Do this:
Locate each line containing the string "ANDERSON" and copy it out.

Recorded information:
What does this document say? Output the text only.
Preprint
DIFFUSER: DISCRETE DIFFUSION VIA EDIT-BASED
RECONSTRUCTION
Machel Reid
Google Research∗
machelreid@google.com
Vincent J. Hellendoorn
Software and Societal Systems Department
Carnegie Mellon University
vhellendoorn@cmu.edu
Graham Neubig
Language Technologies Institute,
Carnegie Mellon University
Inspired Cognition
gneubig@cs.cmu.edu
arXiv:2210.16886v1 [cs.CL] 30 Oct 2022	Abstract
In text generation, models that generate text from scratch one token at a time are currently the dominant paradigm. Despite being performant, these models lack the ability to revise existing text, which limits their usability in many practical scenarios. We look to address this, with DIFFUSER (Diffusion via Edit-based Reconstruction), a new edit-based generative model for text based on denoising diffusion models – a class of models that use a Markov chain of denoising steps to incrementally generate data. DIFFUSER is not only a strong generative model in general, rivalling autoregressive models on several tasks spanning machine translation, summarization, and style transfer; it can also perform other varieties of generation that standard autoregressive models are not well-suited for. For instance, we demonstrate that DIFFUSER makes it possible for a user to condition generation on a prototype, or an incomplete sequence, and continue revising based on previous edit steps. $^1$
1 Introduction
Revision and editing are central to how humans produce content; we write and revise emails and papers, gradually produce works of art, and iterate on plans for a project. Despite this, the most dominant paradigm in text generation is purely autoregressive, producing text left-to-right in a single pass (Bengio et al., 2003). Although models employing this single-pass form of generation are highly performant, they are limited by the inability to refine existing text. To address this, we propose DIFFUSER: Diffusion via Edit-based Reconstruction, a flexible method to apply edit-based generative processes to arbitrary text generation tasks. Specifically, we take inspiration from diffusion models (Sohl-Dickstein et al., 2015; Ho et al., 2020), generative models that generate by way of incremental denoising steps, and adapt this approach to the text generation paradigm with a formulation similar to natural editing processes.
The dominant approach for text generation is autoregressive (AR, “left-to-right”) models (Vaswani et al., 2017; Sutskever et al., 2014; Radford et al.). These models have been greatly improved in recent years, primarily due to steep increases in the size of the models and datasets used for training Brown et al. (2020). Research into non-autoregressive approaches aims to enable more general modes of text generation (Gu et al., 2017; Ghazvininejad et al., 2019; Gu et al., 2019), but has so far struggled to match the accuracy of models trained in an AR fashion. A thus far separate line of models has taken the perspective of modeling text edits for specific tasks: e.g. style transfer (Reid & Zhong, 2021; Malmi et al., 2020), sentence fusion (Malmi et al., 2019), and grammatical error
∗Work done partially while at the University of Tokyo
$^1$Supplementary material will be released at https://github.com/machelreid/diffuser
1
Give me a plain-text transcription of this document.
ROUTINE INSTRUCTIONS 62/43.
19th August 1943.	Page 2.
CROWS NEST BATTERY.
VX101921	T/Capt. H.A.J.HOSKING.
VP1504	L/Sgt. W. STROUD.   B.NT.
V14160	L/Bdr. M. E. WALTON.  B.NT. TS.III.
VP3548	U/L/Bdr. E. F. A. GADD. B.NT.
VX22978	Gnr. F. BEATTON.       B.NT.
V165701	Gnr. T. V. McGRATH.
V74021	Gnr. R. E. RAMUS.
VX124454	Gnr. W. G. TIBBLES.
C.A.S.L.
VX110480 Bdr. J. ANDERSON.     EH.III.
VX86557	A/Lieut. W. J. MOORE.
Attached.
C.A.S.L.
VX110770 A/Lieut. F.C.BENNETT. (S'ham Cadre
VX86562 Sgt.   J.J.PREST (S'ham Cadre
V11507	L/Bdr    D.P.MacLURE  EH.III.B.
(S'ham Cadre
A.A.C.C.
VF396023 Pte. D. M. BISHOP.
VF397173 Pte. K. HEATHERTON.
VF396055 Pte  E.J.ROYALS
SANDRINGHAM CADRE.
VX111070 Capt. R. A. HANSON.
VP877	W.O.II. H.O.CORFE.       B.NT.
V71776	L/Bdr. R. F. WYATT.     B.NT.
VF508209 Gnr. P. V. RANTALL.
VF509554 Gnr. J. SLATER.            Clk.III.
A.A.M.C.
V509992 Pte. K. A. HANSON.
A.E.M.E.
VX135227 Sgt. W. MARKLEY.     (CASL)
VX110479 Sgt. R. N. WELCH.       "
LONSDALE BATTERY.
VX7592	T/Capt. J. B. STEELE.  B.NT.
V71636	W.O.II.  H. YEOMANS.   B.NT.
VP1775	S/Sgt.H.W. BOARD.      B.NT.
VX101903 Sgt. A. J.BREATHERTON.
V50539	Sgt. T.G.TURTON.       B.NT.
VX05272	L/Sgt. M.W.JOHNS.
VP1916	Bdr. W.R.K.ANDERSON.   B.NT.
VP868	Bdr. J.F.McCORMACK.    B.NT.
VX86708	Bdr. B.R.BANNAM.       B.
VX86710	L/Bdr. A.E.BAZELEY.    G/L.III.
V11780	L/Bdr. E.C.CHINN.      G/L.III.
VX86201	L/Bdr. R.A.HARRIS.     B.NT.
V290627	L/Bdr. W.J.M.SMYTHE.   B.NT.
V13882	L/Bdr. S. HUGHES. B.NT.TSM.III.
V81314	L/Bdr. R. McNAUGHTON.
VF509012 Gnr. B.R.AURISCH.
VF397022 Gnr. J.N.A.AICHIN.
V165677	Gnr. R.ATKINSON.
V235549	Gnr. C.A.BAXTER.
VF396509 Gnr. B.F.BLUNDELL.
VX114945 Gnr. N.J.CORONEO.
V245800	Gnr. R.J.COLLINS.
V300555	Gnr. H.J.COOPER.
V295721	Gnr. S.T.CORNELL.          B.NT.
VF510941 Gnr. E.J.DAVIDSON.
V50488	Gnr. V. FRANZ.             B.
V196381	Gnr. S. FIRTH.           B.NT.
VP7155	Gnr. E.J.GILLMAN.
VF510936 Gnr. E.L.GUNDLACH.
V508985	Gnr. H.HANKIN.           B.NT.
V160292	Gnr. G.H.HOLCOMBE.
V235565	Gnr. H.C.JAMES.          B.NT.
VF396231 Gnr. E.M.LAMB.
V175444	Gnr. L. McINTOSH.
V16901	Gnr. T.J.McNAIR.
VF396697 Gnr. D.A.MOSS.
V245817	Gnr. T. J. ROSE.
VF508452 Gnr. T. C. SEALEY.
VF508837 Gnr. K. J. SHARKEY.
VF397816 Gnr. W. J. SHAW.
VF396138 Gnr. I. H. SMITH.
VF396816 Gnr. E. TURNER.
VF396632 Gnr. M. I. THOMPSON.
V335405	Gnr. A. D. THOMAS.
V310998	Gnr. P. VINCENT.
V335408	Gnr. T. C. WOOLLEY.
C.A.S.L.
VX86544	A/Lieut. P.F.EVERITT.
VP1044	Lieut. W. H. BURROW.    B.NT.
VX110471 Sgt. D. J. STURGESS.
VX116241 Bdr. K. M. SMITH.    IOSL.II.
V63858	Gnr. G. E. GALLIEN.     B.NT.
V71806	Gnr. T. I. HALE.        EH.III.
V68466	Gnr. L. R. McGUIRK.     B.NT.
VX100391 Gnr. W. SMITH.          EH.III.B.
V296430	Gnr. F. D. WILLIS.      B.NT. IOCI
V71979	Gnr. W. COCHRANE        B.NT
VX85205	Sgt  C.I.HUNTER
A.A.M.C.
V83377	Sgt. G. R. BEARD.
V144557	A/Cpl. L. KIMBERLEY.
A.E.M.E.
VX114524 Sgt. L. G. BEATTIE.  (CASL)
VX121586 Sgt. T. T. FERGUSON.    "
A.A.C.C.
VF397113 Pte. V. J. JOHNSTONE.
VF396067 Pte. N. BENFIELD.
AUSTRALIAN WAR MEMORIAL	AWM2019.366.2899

Solution:
VX110480 Bdr. J. ANDERSON.     EH.III.
VP1916	Bdr. W.R.K.ANDERSON.   B.NT.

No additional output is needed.